--- BEGIN ---
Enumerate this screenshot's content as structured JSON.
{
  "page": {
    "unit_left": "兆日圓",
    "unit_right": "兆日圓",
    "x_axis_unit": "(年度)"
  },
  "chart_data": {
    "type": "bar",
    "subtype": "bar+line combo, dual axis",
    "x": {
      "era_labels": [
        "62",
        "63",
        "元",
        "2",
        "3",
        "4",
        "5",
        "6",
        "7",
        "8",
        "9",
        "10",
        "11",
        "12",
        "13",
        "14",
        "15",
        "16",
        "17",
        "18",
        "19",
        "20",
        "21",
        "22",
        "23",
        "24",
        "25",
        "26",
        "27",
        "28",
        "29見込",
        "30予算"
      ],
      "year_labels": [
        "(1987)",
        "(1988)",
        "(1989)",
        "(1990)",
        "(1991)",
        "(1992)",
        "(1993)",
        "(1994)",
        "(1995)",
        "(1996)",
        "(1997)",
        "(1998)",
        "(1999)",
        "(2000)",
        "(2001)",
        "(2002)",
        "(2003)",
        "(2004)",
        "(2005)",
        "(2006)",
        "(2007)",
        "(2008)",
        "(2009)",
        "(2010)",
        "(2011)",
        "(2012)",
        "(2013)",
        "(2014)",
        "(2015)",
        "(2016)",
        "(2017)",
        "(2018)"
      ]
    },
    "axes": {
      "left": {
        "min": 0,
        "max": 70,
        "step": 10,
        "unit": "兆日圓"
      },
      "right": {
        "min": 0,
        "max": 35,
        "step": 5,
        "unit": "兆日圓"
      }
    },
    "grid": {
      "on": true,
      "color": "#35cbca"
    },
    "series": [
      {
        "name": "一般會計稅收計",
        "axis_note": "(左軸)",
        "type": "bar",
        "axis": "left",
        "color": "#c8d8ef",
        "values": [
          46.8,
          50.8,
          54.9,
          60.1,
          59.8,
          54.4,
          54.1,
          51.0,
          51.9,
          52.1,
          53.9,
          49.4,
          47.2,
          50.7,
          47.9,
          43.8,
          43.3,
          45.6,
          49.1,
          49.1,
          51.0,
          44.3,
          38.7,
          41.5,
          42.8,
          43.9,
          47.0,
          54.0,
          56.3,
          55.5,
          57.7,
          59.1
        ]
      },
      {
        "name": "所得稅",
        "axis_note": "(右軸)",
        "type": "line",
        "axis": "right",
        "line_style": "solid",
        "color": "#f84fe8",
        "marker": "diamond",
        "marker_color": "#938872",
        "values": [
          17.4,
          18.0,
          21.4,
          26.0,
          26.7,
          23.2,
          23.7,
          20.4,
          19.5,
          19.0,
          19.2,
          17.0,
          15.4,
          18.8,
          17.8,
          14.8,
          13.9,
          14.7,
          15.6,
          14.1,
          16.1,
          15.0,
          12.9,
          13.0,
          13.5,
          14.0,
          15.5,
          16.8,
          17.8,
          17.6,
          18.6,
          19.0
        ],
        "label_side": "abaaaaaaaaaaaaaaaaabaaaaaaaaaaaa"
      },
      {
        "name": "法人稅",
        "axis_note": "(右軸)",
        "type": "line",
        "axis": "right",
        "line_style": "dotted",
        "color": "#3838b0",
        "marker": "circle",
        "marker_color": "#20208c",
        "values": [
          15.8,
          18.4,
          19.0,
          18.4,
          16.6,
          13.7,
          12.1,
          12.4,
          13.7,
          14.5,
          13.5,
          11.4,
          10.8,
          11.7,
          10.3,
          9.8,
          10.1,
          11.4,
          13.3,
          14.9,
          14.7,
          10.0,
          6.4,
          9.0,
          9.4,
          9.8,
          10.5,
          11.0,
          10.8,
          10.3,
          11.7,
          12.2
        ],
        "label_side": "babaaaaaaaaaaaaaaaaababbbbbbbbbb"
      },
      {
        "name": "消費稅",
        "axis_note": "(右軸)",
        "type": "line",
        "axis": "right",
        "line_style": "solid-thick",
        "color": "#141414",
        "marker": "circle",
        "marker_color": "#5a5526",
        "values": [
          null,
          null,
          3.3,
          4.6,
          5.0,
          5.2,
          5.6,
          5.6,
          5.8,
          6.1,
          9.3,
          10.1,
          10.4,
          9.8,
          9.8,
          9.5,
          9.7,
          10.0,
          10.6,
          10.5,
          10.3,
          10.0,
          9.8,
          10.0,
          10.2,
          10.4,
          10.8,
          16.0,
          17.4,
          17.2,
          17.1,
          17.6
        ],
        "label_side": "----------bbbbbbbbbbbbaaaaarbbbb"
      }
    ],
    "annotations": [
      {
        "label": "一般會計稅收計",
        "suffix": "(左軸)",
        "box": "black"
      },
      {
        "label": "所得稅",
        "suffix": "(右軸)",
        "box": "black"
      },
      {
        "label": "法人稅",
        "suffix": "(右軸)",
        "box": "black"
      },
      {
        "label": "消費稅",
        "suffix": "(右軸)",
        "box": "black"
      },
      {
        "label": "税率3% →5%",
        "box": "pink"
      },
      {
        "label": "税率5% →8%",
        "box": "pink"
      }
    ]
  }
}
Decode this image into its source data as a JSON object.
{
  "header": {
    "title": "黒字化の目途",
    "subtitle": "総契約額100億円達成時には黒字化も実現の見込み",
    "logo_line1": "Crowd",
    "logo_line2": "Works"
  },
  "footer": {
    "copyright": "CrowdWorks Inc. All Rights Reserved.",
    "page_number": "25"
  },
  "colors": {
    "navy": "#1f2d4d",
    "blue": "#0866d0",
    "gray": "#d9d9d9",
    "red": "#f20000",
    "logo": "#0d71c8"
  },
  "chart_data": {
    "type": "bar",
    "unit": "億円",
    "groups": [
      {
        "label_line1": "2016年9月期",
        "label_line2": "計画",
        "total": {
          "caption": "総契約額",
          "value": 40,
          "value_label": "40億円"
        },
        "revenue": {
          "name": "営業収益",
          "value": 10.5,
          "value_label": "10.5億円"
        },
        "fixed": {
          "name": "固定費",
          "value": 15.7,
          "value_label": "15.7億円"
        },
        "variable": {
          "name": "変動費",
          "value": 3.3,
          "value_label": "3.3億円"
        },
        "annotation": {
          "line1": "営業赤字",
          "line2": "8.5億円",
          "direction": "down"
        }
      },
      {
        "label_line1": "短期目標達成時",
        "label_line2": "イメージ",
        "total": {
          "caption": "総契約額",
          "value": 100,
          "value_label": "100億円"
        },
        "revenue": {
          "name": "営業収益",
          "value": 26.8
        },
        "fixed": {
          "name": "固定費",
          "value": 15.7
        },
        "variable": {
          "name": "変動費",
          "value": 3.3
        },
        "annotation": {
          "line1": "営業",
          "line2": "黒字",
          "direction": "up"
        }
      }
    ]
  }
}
--- END ---
Goal: Retype the whole listing, matching it exactly.

The output:
Enumerate this screenshot's content as structured JSON.
{
  "page": {
    "unit_left": "兆日圓",
    "unit_right": "兆日圓",
    "x_axis_unit": "(年度)"
  },
  "chart_data": {
    "type": "bar",
    "subtype": "bar+line combo, dual axis",
    "x": {
      "era_labels": [
        "62",
        "63",
        "元",
        "2",
        "3",
        "4",
        "5",
        "6",
        "7",
        "8",
        "9",
        "10",
        "11",
        "12",
        "13",
        "14",
        "15",
        "16",
        "17",
        "18",
        "19",
        "20",
        "21",
        "22",
        "23",
        "24",
        "25",
        "26",
        "27",
        "28",
        "29見込",
        "30予算"
      ],
      "year_labels": [
        "(1987)",
        "(1988)",
        "(1989)",
        "(1990)",
        "(1991)",
        "(1992)",
        "(1993)",
        "(1994)",
        "(1995)",
        "(1996)",
        "(1997)",
        "(1998)",
        "(1999)",
        "(2000)",
        "(2001)",
        "(2002)",
        "(2003)",
        "(2004)",
        "(2005)",
        "(2006)",
        "(2007)",
        "(2008)",
        "(2009)",
        "(2010)",
        "(2011)",
        "(2012)",
        "(2013)",
        "(2014)",
        "(2015)",
        "(2016)",
        "(2017)",
        "(2018)"
      ]
    },
    "axes": {
      "left": {
        "min": 0,
        "max": 70,
        "step": 10,
        "unit": "兆日圓"
      },
      "right": {
        "min": 0,
        "max": 35,
        "step": 5,
        "unit": "兆日圓"
      }
    },
    "grid": {
      "on": true,
      "color": "#35cbca"
    },
    "series": [
      {
        "name": "一般會計稅收計",
        "axis_note": "(左軸)",
        "type": "bar",
        "axis": "left",
        "color": "#c8d8ef",
        "values": [
          46.8,
          50.8,
          54.9,
          60.1,
          59.8,
          54.4,
          54.1,
          51.0,
          51.9,
          52.1,
          53.9,
          49.4,
          47.2,
          50.7,
          47.9,
          43.8,
          43.3,
          45.6,
          49.1,
          49.1,
          51.0,
          44.3,
          38.7,
          41.5,
          42.8,
          43.9,
          47.0,
          54.0,
          56.3,
          55.5,
          57.7,
          59.1
        ]
      },
      {
        "name": "所得稅",
        "axis_note": "(右軸)",
        "type": "line",
        "axis": "right",
        "line_style": "solid",
        "color": "#f84fe8",
        "marker": "diamond",
        "marker_color": "#938872",
        "values": [
          17.4,
          18.0,
          21.4,
          26.0,
          26.7,
          23.2,
          23.7,
          20.4,
          19.5,
          19.0,
          19.2,
          17.0,
          15.4,
          18.8,
          17.8,
          14.8,
          13.9,
          14.7,
          15.6,
          14.1,
          16.1,
          15.0,
          12.9,
          13.0,
          13.5,
          14.0,
          15.5,
          16.8,
          17.8,
          17.6,
          18.6,
          19.0
        ],
        "label_side": "abaaaaaaaaaaaaaaaaabaaaaaaaaaaaa"
      },
      {
        "name": "法人稅",
        "axis_note": "(右軸)",
        "type": "line",
        "axis": "right",
        "line_style": "dotted",
        "color": "#3838b0",
        "marker": "circle",
        "marker_color": "#20208c",
        "values": [
          15.8,
          18.4,
          19.0,
          18.4,
          16.6,
          13.7,
          12.1,
          12.4,
          13.7,
          14.5,
          13.5,
          11.4,
          10.8,
          11.7,
          10.3,
          9.8,
          10.1,
          11.4,
          13.3,
          14.9,
          14.7,
          10.0,
          6.4,
          9.0,
          9.4,
          9.8,
          10.5,
          11.0,
          10.8,
          10.3,
          11.7,
          12.2
        ],
        "label_side": "babaaaaaaaaaaaaaaaaababbbbbbbbbb"
      },
      {
        "name": "消費稅",
        "axis_note": "(右軸)",
        "type": "line",
        "axis": "right",
        "line_style": "solid-thick",
        "color": "#141414",
        "marker": "circle",
        "marker_color": "#5a5526",
        "values": [
          null,
          null,
          3.3,
          4.6,
          5.0,
          5.2,
          5.6,
          5.6,
          5.8,
          6.1,
          9.3,
          10.1,
          10.4,
          9.8,
          9.8,
          9.5,
          9.7,
          10.0,
          10.6,
          10.5,
          10.3,
          10.0,
          9.8,
          10.0,
          10.2,
          10.4,
          10.8,
          16.0,
          17.4,
          17.2,
          17.1,
          17.6
        ],
        "label_side": "----------bbbbbbbbbbbbaaaaarbbbb"
      }
    ],
    "annotations": [
      {
        "label": "一般會計稅收計",
        "suffix": "(左軸)",
        "box": "black"
      },
      {
        "label": "所得稅",
        "suffix": "(右軸)",
        "box": "black"
      },
      {
        "label": "法人稅",
        "suffix": "(右軸)",
        "box": "black"
      },
      {
        "label": "消費稅",
        "suffix": "(右軸)",
        "box": "black"
      },
      {
        "label": "税率3% →5%",
        "box": "pink"
      },
      {
        "label": "税率5% →8%",
        "box": "pink"
      }
    ]
  }
}
Decode this image into its source data as a JSON object.
{
  "header": {
    "title": "黒字化の目途",
    "subtitle": "総契約額100億円達成時には黒字化も実現の見込み",
    "logo_line1": "Crowd",
    "logo_line2": "Works"
  },
  "footer": {
    "copyright": "CrowdWorks Inc. All Rights Reserved.",
    "page_number": "25"
  },
  "colors": {
    "navy": "#1f2d4d",
    "blue": "#0866d0",
    "gray": "#d9d9d9",
    "red": "#f20000",
    "logo": "#0d71c8"
  },
  "chart_data": {
    "type": "bar",
    "unit": "億円",
    "groups": [
      {
        "label_line1": "2016年9月期",
        "label_line2": "計画",
        "total": {
          "caption": "総契約額",
          "value": 40,
          "value_label": "40億円"
        },
        "revenue": {
          "name": "営業収益",
          "value": 10.5,
          "value_label": "10.5億円"
        },
        "fixed": {
          "name": "固定費",
          "value": 15.7,
          "value_label": "15.7億円"
        },
        "variable": {
          "name": "変動費",
          "value": 3.3,
          "value_label": "3.3億円"
        },
        "annotation": {
          "line1": "営業赤字",
          "line2": "8.5億円",
          "direction": "down"
        }
      },
      {
        "label_line1": "短期目標達成時",
        "label_line2": "イメージ",
        "total": {
          "caption": "総契約額",
          "value": 100,
          "value_label": "100億円"
        },
        "revenue": {
          "name": "営業収益",
          "value": 26.8
        },
        "fixed": {
          "name": "固定費",
          "value": 15.7
        },
        "variable": {
          "name": "変動費",
          "value": 3.3
        },
        "annotation": {
          "line1": "営業",
          "line2": "黒字",
          "direction": "up"
        }
      }
    ]
  }
}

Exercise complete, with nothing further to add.